**What to do**
Retype the rows from the line with "save-button[interactable]: 保 存" to the line with "account-row: * 登陆账户 (712, 268, 1194, 300)", both included, character for character.

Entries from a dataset
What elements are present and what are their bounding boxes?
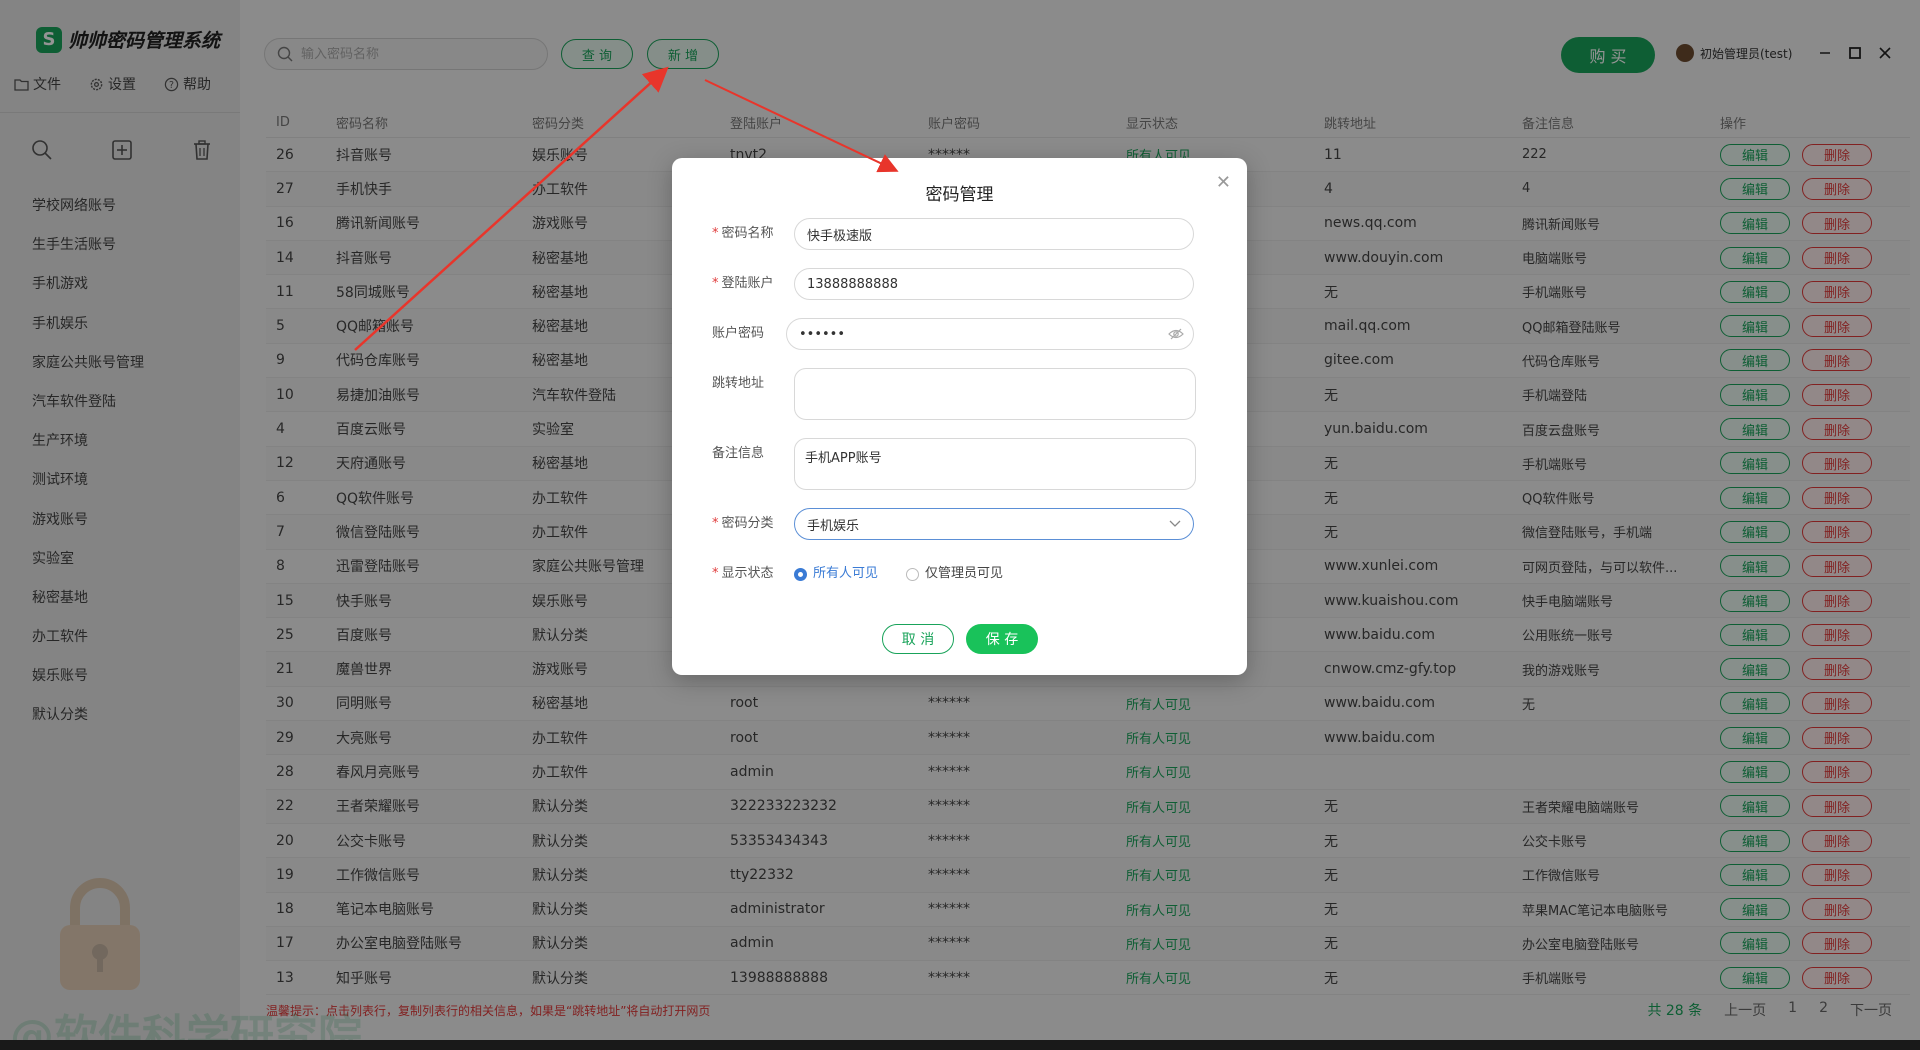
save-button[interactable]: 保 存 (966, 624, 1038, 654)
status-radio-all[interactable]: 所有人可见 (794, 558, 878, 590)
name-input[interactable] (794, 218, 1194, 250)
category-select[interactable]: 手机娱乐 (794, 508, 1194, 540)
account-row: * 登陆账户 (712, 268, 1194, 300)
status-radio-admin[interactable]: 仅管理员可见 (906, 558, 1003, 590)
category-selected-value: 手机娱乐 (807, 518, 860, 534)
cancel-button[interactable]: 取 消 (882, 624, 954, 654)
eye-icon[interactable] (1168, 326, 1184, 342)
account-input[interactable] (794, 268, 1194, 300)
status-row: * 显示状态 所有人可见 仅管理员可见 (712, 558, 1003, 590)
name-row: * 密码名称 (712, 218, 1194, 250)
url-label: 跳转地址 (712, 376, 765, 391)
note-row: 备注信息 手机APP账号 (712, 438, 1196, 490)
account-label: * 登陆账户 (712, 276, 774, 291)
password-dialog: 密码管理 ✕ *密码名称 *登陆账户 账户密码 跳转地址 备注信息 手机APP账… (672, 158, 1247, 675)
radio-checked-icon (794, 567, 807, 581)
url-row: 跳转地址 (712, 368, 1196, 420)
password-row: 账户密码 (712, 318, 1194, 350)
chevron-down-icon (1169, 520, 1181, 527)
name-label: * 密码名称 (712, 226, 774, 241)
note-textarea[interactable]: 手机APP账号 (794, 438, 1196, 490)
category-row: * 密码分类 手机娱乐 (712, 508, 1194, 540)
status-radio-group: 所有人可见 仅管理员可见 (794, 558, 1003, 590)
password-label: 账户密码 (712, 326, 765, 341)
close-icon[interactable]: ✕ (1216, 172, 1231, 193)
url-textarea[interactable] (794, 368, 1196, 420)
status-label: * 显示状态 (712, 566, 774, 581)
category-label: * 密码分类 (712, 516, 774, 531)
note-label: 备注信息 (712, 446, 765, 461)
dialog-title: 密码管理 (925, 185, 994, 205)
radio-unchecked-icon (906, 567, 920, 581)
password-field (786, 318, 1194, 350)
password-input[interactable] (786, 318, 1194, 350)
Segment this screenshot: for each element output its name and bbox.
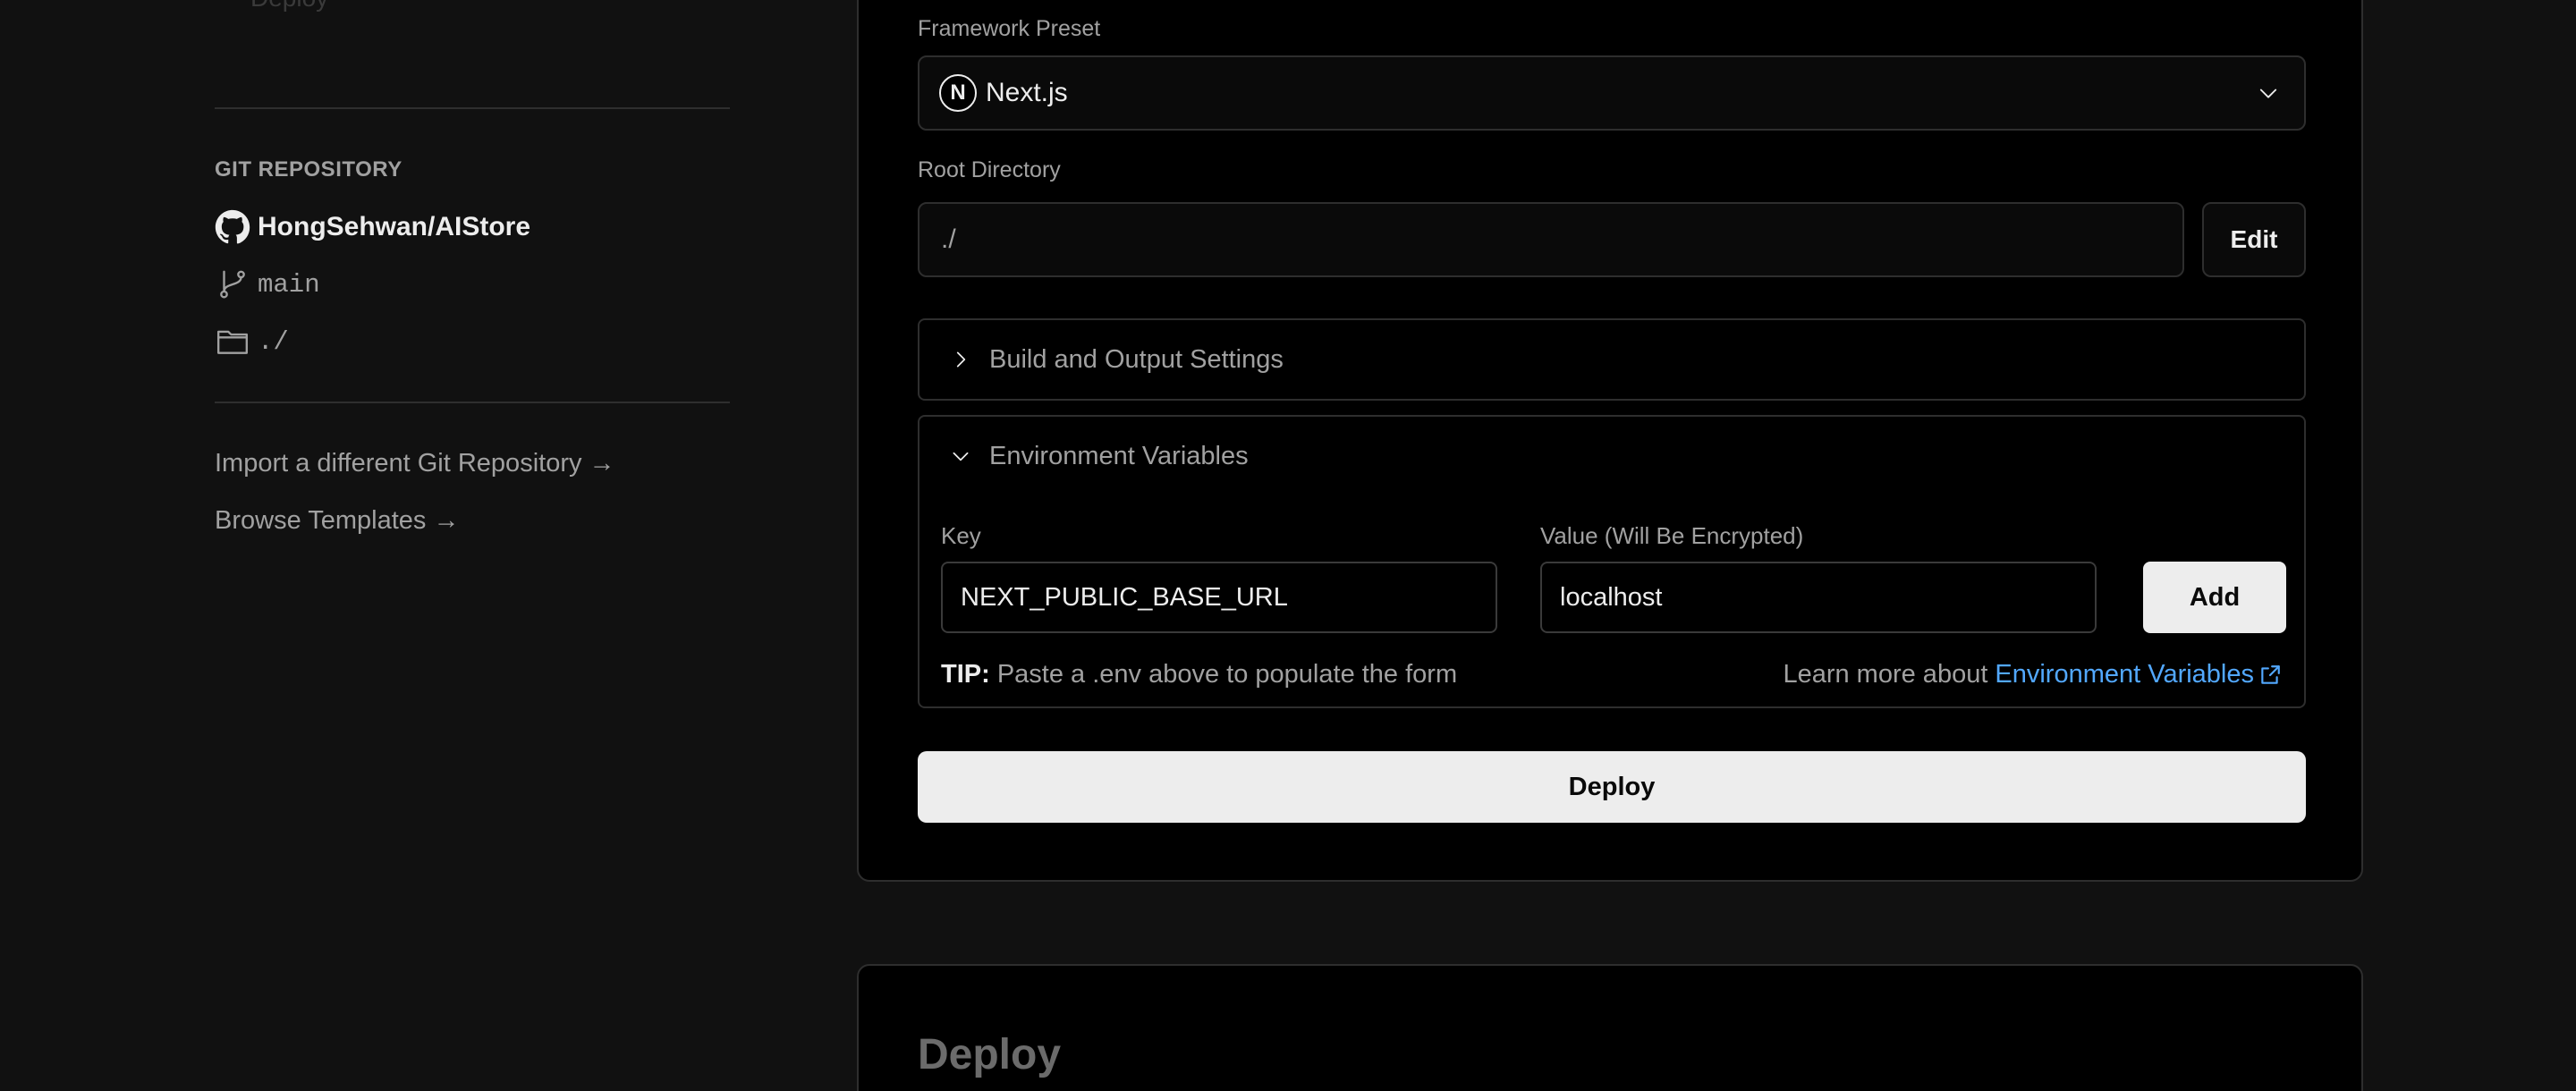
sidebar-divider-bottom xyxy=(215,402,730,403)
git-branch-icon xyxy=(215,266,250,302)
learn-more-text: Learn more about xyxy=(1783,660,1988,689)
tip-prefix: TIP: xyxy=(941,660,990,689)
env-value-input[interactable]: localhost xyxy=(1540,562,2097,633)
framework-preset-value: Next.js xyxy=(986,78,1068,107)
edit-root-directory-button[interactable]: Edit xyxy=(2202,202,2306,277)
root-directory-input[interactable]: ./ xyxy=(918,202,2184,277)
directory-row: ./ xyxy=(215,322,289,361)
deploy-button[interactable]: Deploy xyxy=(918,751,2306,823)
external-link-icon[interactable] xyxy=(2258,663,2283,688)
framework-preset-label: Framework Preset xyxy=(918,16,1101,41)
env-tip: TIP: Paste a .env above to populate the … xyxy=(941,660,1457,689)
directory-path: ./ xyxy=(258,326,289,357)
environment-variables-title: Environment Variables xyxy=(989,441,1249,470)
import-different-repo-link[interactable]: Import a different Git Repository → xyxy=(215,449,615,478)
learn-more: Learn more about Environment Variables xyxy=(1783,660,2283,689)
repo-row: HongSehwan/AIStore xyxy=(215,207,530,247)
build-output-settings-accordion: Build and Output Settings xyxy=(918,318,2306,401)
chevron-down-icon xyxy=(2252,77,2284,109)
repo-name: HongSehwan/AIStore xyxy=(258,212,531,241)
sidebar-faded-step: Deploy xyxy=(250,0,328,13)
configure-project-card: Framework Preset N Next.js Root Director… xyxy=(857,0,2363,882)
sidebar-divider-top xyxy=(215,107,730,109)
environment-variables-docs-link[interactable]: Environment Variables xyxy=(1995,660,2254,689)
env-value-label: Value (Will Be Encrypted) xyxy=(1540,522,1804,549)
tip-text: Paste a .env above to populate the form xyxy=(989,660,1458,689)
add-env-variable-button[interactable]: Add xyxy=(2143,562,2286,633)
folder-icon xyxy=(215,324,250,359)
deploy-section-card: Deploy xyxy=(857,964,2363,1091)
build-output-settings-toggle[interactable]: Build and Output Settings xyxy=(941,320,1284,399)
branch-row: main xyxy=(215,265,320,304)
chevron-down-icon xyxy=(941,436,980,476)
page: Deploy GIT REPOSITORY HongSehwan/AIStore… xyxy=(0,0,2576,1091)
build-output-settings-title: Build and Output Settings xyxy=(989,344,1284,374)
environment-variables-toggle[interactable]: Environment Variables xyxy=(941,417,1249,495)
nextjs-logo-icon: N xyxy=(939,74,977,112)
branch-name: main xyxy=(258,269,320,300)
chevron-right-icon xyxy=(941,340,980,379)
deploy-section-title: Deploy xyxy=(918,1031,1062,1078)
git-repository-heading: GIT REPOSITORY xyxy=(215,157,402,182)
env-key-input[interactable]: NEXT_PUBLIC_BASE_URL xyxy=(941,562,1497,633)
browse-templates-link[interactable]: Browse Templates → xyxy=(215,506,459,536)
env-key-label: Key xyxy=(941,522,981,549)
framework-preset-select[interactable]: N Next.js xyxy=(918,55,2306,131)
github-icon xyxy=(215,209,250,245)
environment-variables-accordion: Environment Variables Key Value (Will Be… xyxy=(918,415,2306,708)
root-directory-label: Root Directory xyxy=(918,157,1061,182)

**Reply**
save-button[interactable]: 保 存 (966, 624, 1038, 654)
status-radio-all[interactable]: 所有人可见 (794, 558, 878, 590)
name-input[interactable] (794, 218, 1194, 250)
category-select[interactable]: 手机娱乐 (794, 508, 1194, 540)
account-row: * 登陆账户 (712, 268, 1194, 300)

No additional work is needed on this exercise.